Your objective. Reproduce the data in its entirety, exactly as supplied.

Listed entries.

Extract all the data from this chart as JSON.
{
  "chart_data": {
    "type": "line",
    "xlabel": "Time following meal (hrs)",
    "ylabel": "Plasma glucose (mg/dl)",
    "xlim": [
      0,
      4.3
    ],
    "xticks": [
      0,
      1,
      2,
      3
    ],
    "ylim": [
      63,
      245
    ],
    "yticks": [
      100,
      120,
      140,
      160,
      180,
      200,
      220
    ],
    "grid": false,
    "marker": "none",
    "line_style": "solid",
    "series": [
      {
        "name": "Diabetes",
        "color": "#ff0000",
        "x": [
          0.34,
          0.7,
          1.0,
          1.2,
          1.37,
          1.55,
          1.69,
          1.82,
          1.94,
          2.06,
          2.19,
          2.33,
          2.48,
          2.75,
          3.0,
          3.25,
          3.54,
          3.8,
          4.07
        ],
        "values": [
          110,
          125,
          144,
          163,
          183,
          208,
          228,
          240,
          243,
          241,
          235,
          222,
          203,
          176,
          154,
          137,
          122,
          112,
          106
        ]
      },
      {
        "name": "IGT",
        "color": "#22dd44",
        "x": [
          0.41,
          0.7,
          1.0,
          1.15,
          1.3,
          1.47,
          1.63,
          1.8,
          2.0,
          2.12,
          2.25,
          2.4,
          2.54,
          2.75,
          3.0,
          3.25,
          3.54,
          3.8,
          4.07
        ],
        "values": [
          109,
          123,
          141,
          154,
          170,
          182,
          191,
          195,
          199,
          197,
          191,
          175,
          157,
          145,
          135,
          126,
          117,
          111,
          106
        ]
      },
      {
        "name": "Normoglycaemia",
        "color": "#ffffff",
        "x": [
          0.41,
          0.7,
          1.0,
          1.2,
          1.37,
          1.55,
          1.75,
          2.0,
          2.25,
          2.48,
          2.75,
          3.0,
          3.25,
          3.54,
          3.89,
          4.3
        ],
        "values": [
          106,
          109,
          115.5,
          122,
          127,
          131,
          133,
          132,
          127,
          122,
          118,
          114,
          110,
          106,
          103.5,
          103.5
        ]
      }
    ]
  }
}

Written reply.
Extract all the data from this chart as JSON.
{
  "chart_data": {
    "type": "line",
    "xlabel": "Time following meal (hrs)",
    "ylabel": "Plasma glucose (mg/dl)",
    "xlim": [
      0,
      4.3
    ],
    "xticks": [
      0,
      1,
      2,
      3
    ],
    "ylim": [
      63,
      245
    ],
    "yticks": [
      100,
      120,
      140,
      160,
      180,
      200,
      220
    ],
    "grid": false,
    "marker": "none",
    "line_style": "solid",
    "series": [
      {
        "name": "Diabetes",
        "color": "#ff0000",
        "x": [
          0.34,
          0.7,
          1.0,
          1.2,
          1.37,
          1.55,
          1.69,
          1.82,
          1.94,
          2.06,
          2.19,
          2.33,
          2.48,
          2.75,
          3.0,
          3.25,
          3.54,
          3.8,
          4.07
        ],
        "values": [
          110,
          125,
          144,
          163,
          183,
          208,
          228,
          240,
          243,
          241,
          235,
          222,
          203,
          176,
          154,
          137,
          122,
          112,
          106
        ]
      },
      {
        "name": "IGT",
        "color": "#22dd44",
        "x": [
          0.41,
          0.7,
          1.0,
          1.15,
          1.3,
          1.47,
          1.63,
          1.8,
          2.0,
          2.12,
          2.25,
          2.4,
          2.54,
          2.75,
          3.0,
          3.25,
          3.54,
          3.8,
          4.07
        ],
        "values": [
          109,
          123,
          141,
          154,
          170,
          182,
          191,
          195,
          199,
          197,
          191,
          175,
          157,
          145,
          135,
          126,
          117,
          111,
          106
        ]
      },
      {
        "name": "Normoglycaemia",
        "color": "#ffffff",
        "x": [
          0.41,
          0.7,
          1.0,
          1.2,
          1.37,
          1.55,
          1.75,
          2.0,
          2.25,
          2.48,
          2.75,
          3.0,
          3.25,
          3.54,
          3.89,
          4.3
        ],
        "values": [
          106,
          109,
          115.5,
          122,
          127,
          131,
          133,
          132,
          127,
          122,
          118,
          114,
          110,
          106,
          103.5,
          103.5
        ]
      }
    ]
  }
}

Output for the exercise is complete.